*Instructions for the task*. Return all of the data exactly as written, without the pictures.

──────── Data shown

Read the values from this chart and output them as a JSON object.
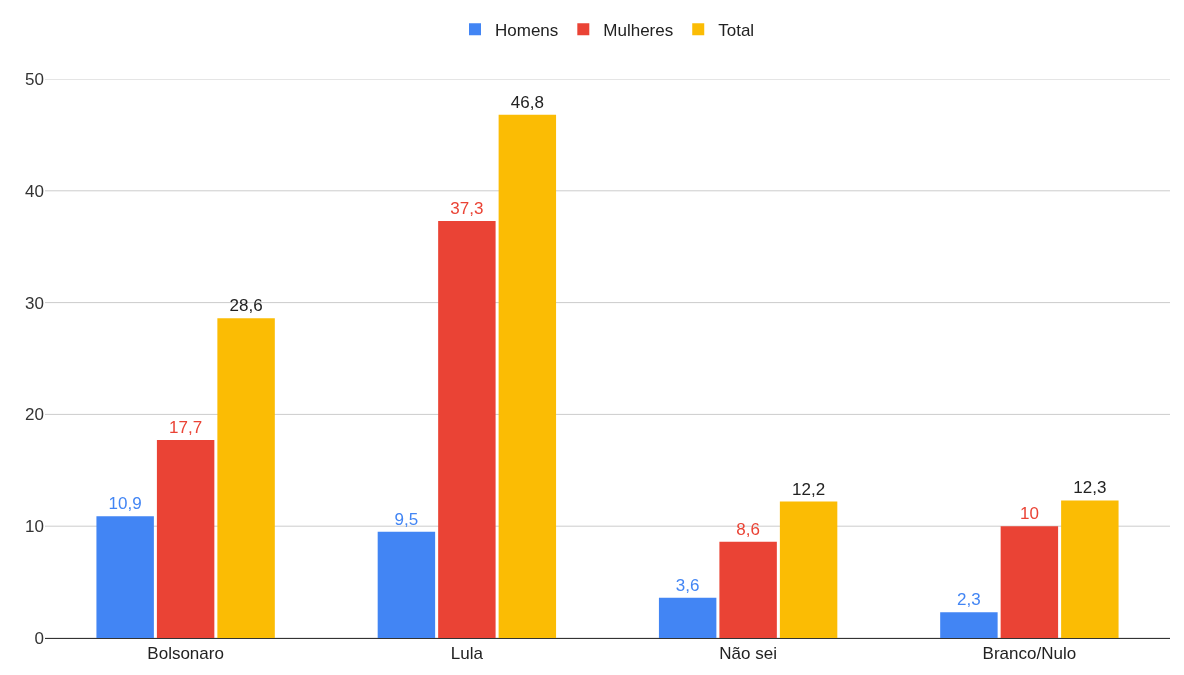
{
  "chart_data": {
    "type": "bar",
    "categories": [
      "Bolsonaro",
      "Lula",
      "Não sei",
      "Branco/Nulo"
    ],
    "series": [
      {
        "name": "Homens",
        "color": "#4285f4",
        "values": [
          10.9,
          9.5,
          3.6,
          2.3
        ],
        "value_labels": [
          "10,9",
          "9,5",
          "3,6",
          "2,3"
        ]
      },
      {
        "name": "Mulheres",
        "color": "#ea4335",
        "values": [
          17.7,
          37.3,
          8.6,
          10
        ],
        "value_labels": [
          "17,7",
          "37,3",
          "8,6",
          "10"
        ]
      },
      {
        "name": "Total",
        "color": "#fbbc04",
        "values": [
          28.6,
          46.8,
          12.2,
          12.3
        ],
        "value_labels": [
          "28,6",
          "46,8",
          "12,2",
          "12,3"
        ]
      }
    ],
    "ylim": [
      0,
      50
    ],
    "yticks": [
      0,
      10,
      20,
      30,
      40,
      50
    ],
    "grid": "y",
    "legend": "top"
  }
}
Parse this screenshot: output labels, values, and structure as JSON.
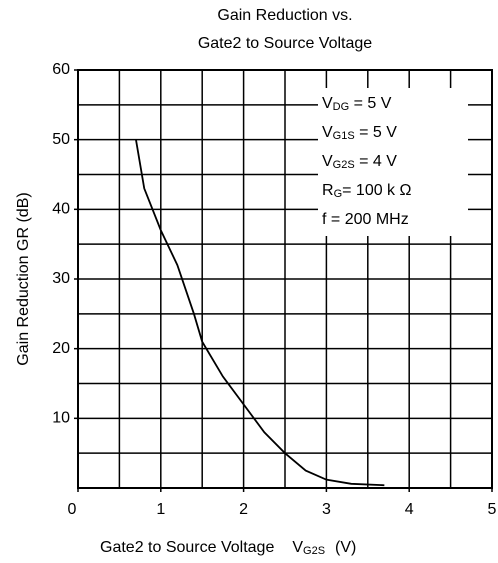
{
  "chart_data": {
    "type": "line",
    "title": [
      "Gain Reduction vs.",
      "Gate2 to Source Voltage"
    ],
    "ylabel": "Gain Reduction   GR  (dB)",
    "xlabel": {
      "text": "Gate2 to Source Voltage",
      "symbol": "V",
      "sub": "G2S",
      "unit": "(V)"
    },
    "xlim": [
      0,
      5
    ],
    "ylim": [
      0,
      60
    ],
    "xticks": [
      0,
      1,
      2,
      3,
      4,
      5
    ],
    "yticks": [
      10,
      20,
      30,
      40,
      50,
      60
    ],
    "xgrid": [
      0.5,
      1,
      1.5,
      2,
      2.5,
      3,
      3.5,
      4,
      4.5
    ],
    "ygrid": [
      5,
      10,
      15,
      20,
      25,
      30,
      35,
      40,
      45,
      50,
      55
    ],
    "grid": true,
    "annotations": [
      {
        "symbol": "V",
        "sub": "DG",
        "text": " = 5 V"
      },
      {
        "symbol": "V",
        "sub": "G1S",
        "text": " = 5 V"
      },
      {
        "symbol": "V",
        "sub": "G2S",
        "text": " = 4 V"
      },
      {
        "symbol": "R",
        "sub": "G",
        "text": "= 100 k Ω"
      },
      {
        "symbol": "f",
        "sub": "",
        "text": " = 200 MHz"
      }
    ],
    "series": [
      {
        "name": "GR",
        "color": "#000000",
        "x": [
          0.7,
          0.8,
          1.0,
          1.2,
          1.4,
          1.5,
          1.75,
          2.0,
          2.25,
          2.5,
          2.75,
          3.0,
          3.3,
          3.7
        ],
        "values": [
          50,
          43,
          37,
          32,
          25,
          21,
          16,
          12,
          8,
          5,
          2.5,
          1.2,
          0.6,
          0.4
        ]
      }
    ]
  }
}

────────────────

*Exercise solution*.
Read the values from this chart and output them as a JSON object.
{
  "chart_data": {
    "type": "bar",
    "categories": [
      "Bolsonaro",
      "Lula",
      "Não sei",
      "Branco/Nulo"
    ],
    "series": [
      {
        "name": "Homens",
        "color": "#4285f4",
        "values": [
          10.9,
          9.5,
          3.6,
          2.3
        ],
        "value_labels": [
          "10,9",
          "9,5",
          "3,6",
          "2,3"
        ]
      },
      {
        "name": "Mulheres",
        "color": "#ea4335",
        "values": [
          17.7,
          37.3,
          8.6,
          10
        ],
        "value_labels": [
          "17,7",
          "37,3",
          "8,6",
          "10"
        ]
      },
      {
        "name": "Total",
        "color": "#fbbc04",
        "values": [
          28.6,
          46.8,
          12.2,
          12.3
        ],
        "value_labels": [
          "28,6",
          "46,8",
          "12,2",
          "12,3"
        ]
      }
    ],
    "ylim": [
      0,
      50
    ],
    "yticks": [
      0,
      10,
      20,
      30,
      40,
      50
    ],
    "grid": "y",
    "legend": "top"
  }
}
Parse this screenshot: output labels, values, and structure as JSON.
{
  "chart_data": {
    "type": "line",
    "title": [
      "Gain Reduction vs.",
      "Gate2 to Source Voltage"
    ],
    "ylabel": "Gain Reduction   GR  (dB)",
    "xlabel": {
      "text": "Gate2 to Source Voltage",
      "symbol": "V",
      "sub": "G2S",
      "unit": "(V)"
    },
    "xlim": [
      0,
      5
    ],
    "ylim": [
      0,
      60
    ],
    "xticks": [
      0,
      1,
      2,
      3,
      4,
      5
    ],
    "yticks": [
      10,
      20,
      30,
      40,
      50,
      60
    ],
    "xgrid": [
      0.5,
      1,
      1.5,
      2,
      2.5,
      3,
      3.5,
      4,
      4.5
    ],
    "ygrid": [
      5,
      10,
      15,
      20,
      25,
      30,
      35,
      40,
      45,
      50,
      55
    ],
    "grid": true,
    "annotations": [
      {
        "symbol": "V",
        "sub": "DG",
        "text": " = 5 V"
      },
      {
        "symbol": "V",
        "sub": "G1S",
        "text": " = 5 V"
      },
      {
        "symbol": "V",
        "sub": "G2S",
        "text": " = 4 V"
      },
      {
        "symbol": "R",
        "sub": "G",
        "text": "= 100 k Ω"
      },
      {
        "symbol": "f",
        "sub": "",
        "text": " = 200 MHz"
      }
    ],
    "series": [
      {
        "name": "GR",
        "color": "#000000",
        "x": [
          0.7,
          0.8,
          1.0,
          1.2,
          1.4,
          1.5,
          1.75,
          2.0,
          2.25,
          2.5,
          2.75,
          3.0,
          3.3,
          3.7
        ],
        "values": [
          50,
          43,
          37,
          32,
          25,
          21,
          16,
          12,
          8,
          5,
          2.5,
          1.2,
          0.6,
          0.4
        ]
      }
    ]
  }
}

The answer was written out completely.